Given instruction
Please rewrite the lines from the one containing "Find all labels, buttons, inputs, and" through the one containing "acknowledgements-body: [148, 148, 557, 560]", inclusive, changing "encadrant" to "tuteur" and leaving everything else as it is. Omit the pictures.

Dataset rows
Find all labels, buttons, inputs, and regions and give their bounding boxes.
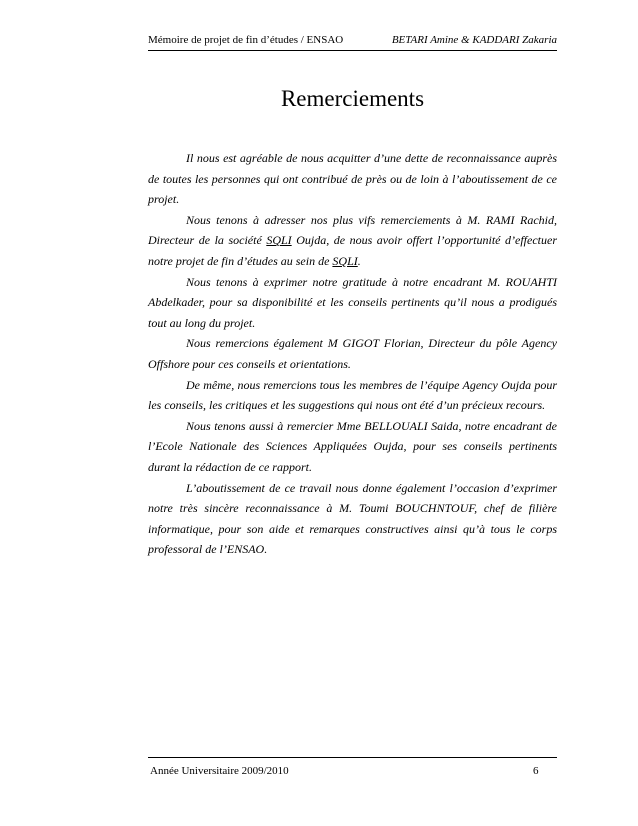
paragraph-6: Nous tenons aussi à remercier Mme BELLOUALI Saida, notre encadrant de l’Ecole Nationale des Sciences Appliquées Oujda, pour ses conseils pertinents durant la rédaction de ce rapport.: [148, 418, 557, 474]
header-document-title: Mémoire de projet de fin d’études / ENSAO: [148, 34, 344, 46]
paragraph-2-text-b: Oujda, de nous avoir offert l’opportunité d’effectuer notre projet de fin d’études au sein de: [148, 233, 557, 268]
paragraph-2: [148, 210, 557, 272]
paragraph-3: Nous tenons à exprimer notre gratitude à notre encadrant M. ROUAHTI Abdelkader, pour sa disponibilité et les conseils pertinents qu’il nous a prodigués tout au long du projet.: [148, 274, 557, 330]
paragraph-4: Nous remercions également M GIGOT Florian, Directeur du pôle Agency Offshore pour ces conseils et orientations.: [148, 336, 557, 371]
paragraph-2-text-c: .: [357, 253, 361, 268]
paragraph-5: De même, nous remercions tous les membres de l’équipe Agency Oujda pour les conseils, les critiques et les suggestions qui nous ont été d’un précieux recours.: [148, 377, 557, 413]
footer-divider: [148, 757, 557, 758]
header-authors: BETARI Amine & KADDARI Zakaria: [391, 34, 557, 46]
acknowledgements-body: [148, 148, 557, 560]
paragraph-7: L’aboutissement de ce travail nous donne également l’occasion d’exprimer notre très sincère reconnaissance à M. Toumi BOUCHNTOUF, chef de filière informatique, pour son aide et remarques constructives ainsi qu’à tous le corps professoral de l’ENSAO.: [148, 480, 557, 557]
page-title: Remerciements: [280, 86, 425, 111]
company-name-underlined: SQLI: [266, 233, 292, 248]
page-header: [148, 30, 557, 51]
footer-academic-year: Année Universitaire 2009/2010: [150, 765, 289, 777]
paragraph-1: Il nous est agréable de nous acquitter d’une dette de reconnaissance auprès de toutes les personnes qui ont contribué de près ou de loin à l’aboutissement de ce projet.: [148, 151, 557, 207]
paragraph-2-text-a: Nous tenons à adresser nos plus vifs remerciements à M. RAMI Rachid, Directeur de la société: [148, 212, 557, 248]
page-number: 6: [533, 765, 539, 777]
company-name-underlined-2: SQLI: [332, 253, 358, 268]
--
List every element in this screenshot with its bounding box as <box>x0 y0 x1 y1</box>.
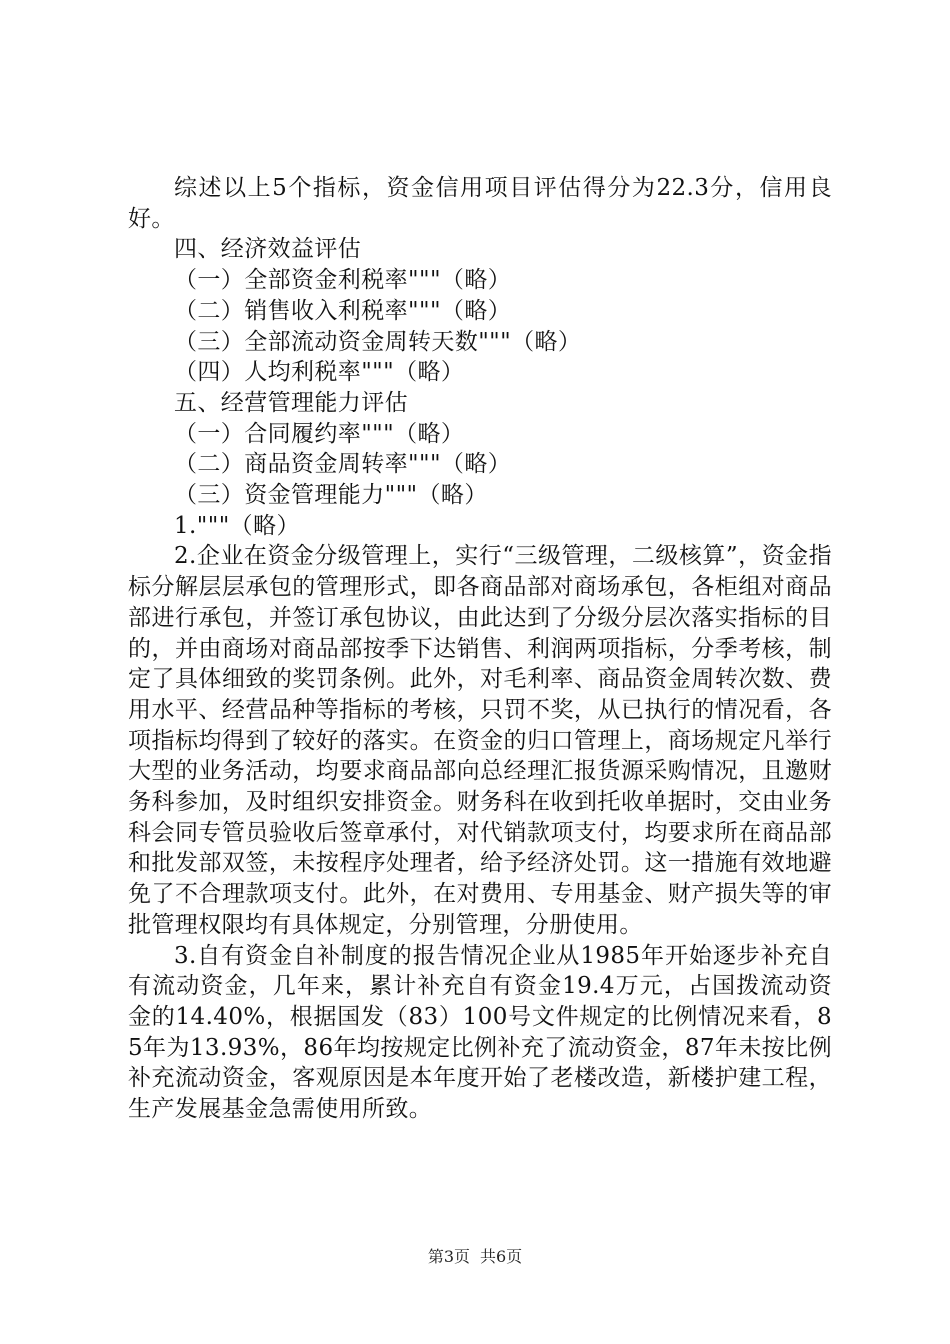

Output of the exercise
Find all labels, buttons, inputs, and regions and give their bounding boxes.
paragraph-6: Nous tenons aussi à remercier Mme BELLOUALI Saida, notre tuteur de l’Ecole Nationale des Sciences Appliquées Oujda, pour ses conseils pertinents durant la rédaction de ce rapport.: [148, 418, 557, 474]
header-document-title: Mémoire de projet de fin d’études / ENSAO: [148, 34, 344, 46]
paragraph-2-text-b: Oujda, de nous avoir offert l’opportunité d’effectuer notre projet de fin d’études au sein de: [148, 233, 557, 268]
paragraph-2: [148, 210, 557, 272]
paragraph-3: Nous tenons à exprimer notre gratitude à notre tuteur M. ROUAHTI Abdelkader, pour sa disponibilité et les conseils pertinents qu’il nous a prodigués tout au long du projet.: [148, 274, 557, 330]
paragraph-4: Nous remercions également M GIGOT Florian, Directeur du pôle Agency Offshore pour ces conseils et orientations.: [148, 336, 557, 371]
paragraph-2-text-c: .: [357, 253, 361, 268]
paragraph-5: De même, nous remercions tous les membres de l’équipe Agency Oujda pour les conseils, les critiques et les suggestions qui nous ont été d’un précieux recours.: [148, 377, 557, 413]
footer-divider: [148, 757, 557, 758]
header-authors: BETARI Amine & KADDARI Zakaria: [391, 34, 557, 46]
acknowledgements-body: [148, 148, 557, 560]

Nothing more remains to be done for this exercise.